_EXERCISE TASK:_
Pull each line holding the word "bushels" from the data.

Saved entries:
----------

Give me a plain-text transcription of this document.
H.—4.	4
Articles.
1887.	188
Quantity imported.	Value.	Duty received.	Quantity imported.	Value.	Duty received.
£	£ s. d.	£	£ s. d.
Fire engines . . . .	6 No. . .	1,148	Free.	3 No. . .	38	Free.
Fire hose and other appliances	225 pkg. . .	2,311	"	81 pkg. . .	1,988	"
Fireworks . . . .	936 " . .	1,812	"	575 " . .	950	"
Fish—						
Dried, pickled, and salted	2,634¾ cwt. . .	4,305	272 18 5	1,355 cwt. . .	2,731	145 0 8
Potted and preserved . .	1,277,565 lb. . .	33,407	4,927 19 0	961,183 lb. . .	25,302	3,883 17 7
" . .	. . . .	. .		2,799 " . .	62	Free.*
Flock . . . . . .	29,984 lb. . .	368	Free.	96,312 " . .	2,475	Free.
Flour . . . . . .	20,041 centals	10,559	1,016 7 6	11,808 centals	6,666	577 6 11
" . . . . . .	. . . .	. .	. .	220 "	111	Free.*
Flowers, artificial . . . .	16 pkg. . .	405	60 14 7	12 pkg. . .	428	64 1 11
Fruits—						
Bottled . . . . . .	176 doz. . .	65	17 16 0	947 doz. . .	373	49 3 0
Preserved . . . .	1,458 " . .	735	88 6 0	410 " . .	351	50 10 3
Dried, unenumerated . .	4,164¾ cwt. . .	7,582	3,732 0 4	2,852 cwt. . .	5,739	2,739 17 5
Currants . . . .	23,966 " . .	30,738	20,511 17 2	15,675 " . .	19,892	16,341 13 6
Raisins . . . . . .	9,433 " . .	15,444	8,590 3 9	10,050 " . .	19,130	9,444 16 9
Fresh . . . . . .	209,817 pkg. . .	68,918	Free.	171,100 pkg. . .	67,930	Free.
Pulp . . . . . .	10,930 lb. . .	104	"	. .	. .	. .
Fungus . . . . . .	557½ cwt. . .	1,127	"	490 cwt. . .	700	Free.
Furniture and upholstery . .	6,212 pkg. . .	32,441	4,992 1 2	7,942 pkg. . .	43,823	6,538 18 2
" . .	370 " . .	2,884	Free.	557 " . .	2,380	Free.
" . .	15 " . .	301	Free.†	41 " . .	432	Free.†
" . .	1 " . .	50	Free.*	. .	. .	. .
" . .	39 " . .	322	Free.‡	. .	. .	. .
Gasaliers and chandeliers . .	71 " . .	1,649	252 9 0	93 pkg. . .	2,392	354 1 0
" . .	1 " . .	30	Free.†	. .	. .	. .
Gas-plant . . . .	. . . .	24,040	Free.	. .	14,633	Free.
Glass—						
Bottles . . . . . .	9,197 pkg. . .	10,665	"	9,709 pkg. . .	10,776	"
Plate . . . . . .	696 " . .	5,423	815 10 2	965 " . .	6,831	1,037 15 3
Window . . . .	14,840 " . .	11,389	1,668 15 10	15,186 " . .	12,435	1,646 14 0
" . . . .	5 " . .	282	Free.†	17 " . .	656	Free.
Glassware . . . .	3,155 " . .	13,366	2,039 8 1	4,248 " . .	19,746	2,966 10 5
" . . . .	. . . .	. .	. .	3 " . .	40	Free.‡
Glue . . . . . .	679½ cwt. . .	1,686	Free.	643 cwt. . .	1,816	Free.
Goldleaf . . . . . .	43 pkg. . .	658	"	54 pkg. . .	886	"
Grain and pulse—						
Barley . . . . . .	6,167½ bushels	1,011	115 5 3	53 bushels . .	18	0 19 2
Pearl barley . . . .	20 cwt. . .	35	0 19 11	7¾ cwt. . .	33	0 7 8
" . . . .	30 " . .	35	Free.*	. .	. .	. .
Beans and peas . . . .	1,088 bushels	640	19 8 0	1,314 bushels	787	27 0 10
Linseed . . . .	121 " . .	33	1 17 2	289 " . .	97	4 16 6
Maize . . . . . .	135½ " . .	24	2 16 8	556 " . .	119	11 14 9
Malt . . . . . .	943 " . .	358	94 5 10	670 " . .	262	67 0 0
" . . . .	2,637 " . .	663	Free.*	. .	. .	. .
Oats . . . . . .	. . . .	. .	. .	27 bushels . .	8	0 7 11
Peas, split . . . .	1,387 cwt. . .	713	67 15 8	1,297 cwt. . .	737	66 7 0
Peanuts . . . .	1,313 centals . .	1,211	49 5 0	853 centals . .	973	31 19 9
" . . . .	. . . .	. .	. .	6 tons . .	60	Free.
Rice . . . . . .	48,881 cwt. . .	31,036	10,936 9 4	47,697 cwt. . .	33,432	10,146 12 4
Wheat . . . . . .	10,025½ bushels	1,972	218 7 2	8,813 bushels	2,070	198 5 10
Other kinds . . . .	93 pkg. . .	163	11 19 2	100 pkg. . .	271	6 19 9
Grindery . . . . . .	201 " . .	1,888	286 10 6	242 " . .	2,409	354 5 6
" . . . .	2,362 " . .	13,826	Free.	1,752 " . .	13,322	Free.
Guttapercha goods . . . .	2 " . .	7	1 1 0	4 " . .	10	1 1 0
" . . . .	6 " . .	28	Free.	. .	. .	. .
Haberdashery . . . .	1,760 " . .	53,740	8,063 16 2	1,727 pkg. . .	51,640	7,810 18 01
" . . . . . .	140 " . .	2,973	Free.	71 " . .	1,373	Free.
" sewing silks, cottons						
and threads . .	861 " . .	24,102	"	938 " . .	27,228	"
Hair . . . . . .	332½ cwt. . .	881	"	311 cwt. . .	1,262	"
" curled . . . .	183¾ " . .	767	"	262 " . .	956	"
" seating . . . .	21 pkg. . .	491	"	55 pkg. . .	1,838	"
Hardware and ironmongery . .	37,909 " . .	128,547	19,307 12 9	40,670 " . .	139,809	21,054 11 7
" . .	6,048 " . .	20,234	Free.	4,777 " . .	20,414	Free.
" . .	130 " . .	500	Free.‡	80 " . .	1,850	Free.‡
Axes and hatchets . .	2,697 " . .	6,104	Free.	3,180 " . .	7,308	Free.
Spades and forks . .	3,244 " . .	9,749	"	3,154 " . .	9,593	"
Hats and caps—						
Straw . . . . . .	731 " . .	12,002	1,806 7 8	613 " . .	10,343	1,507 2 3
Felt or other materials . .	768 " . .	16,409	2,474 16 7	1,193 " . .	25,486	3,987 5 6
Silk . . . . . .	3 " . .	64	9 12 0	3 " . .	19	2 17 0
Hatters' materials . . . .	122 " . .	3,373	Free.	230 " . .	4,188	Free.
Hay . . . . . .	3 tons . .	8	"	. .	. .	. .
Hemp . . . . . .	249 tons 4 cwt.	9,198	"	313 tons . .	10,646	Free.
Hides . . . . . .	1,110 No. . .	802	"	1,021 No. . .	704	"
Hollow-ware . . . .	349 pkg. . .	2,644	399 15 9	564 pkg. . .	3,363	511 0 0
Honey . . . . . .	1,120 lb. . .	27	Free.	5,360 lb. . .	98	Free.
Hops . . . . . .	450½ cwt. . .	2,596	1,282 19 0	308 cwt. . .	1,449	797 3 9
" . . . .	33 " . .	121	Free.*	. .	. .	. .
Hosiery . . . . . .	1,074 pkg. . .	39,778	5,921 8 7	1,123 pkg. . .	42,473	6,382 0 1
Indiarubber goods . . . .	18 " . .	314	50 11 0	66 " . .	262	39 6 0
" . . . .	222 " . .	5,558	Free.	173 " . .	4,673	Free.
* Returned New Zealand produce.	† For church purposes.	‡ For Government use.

----------

_CORRECT ANSWER:_
Barley . . . . . .	6,167½ bushels	1,011	115 5 3	53 bushels . .	18	0 19 2
Beans and peas . . . .	1,088 bushels	640	19 8 0	1,314 bushels	787	27 0 10
Oats . . . . . .	. . . .	. .	. .	27 bushels . .	8	0 7 11
Wheat . . . . . .	10,025½ bushels	1,972	218 7 2	8,813 bushels	2,070	198 5 10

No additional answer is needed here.